Saved data entries
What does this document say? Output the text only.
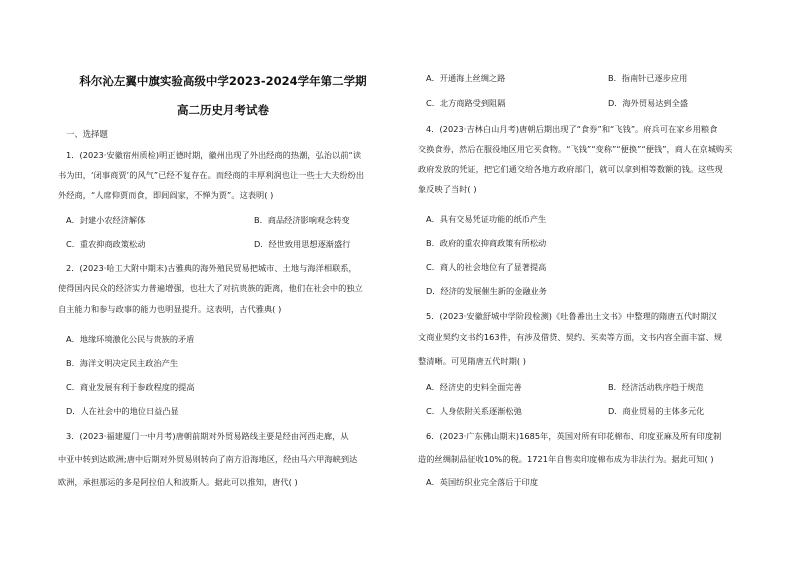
科尔沁左翼中旗实验高级中学2023-2024学年第二学期
高二历史月考试卷
一、选择题
1．(2023·安徽宿州质检)明正德时期，徽州出现了外出经商的热潮，弘治以前“读
书为田，‘闭事商贾’的风气”已经不复存在。而经商的丰厚利润也让一些士大夫纷纷出
外经商，“人席仰贾而食，即闾阎家，不惮为贾”。这表明( )
A．封建小农经济解体	B．商品经济影响观念转变
C．重农抑商政策松动	D．经世致用思想逐渐盛行
2．(2023·哈工大附中期末)古雅典的海外殖民贸易把城市、土地与海洋相联系，
使得国内民众的经济实力普遍增强，也壮大了对抗贵族的距离，他们在社会中的独立
自主能力和参与政事的能力也明显提升。这表明，古代雅典( )
A．地缘环境激化公民与贵族的矛盾
B．海洋文明决定民主政治产生
C．商业发展有利于参政程度的提高
D．人在社会中的地位日益凸显
3．(2023·福建厦门一中月考)唐朝前期对外贸易路线主要是经由河西走廊，从
中亚中转到达欧洲;唐中后期对外贸易则转向了南方沿海地区，经由马六甲海峡到达
欧洲，承担那运的多是阿拉伯人和波斯人。据此可以推知，唐代( )
A．开通海上丝绸之路	B．指南针已逐步应用
C．北方商路受到阻隔	D．海外贸易达到全盛
4．(2023·吉林白山月考)唐朝后期出现了“食券”和“飞钱”。府兵可在家乡用粮食
交换食券，然后在服役地区用它买食物。“飞钱”“变称”“便换”“便钱”，商人在京城购买
政府发放的凭证，把它们通交给各地方政府部门，就可以拿到相等数额的钱。这些现
象反映了当时( )
A．具有交易凭证功能的纸币产生
B．政府的重农抑商政策有所松动
C．商人的社会地位有了显著提高
D．经济的发展催生新的金融业务
5．(2023·安徽舒城中学阶段检测)《吐鲁番出土文书》中整理的隋唐五代时期汉
文商业契约文书约163件，有涉及借贷、契约、买卖等方面，文书内容全面丰富、规
整清晰。可见隋唐五代时期( )
A．经济史的史料全面完善	B．经济活动秩序趋于规范
C．人身依附关系逐渐松弛	D．商业贸易的主体多元化
6．(2023·广东佛山期末)1685年，英国对所有印花棉布、印度亚麻及所有印度制
造的丝绸制品征收10%的税。1721年自售卖印度棉布成为非法行为。据此可知( )
A．英国纺织业完全落后于印度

> [Task brief]
Give every line back word for word and leave the pictures out.

> [Solved exercise]
What does this document say? Output the text only.
科尔沁左翼中旗实验高级中学2023-2024学年第二学期
高二历史月考试卷
一、选择题
1．(2023·安徽宿州质检)明正德时期，徽州出现了外出经商的热潮，弘治以前“读
书为田，‘闭事商贾’的风气”已经不复存在。而经商的丰厚利润也让一些士大夫纷纷出
外经商，“人席仰贾而食，即闾阎家，不惮为贾”。这表明( )
A．封建小农经济解体	B．商品经济影响观念转变
C．重农抑商政策松动	D．经世致用思想逐渐盛行
2．(2023·哈工大附中期末)古雅典的海外殖民贸易把城市、土地与海洋相联系，
使得国内民众的经济实力普遍增强，也壮大了对抗贵族的距离，他们在社会中的独立
自主能力和参与政事的能力也明显提升。这表明，古代雅典( )
A．地缘环境激化公民与贵族的矛盾
B．海洋文明决定民主政治产生
C．商业发展有利于参政程度的提高
D．人在社会中的地位日益凸显
3．(2023·福建厦门一中月考)唐朝前期对外贸易路线主要是经由河西走廊，从
中亚中转到达欧洲;唐中后期对外贸易则转向了南方沿海地区，经由马六甲海峡到达
欧洲，承担那运的多是阿拉伯人和波斯人。据此可以推知，唐代( )
A．开通海上丝绸之路	B．指南针已逐步应用
C．北方商路受到阻隔	D．海外贸易达到全盛
4．(2023·吉林白山月考)唐朝后期出现了“食券”和“飞钱”。府兵可在家乡用粮食
交换食券，然后在服役地区用它买食物。“飞钱”“变称”“便换”“便钱”，商人在京城购买
政府发放的凭证，把它们通交给各地方政府部门，就可以拿到相等数额的钱。这些现
象反映了当时( )
A．具有交易凭证功能的纸币产生
B．政府的重农抑商政策有所松动
C．商人的社会地位有了显著提高
D．经济的发展催生新的金融业务
5．(2023·安徽舒城中学阶段检测)《吐鲁番出土文书》中整理的隋唐五代时期汉
文商业契约文书约163件，有涉及借贷、契约、买卖等方面，文书内容全面丰富、规
整清晰。可见隋唐五代时期( )
A．经济史的史料全面完善	B．经济活动秩序趋于规范
C．人身依附关系逐渐松弛	D．商业贸易的主体多元化
6．(2023·广东佛山期末)1685年，英国对所有印花棉布、印度亚麻及所有印度制
造的丝绸制品征收10%的税。1721年自售卖印度棉布成为非法行为。据此可知( )
A．英国纺织业完全落后于印度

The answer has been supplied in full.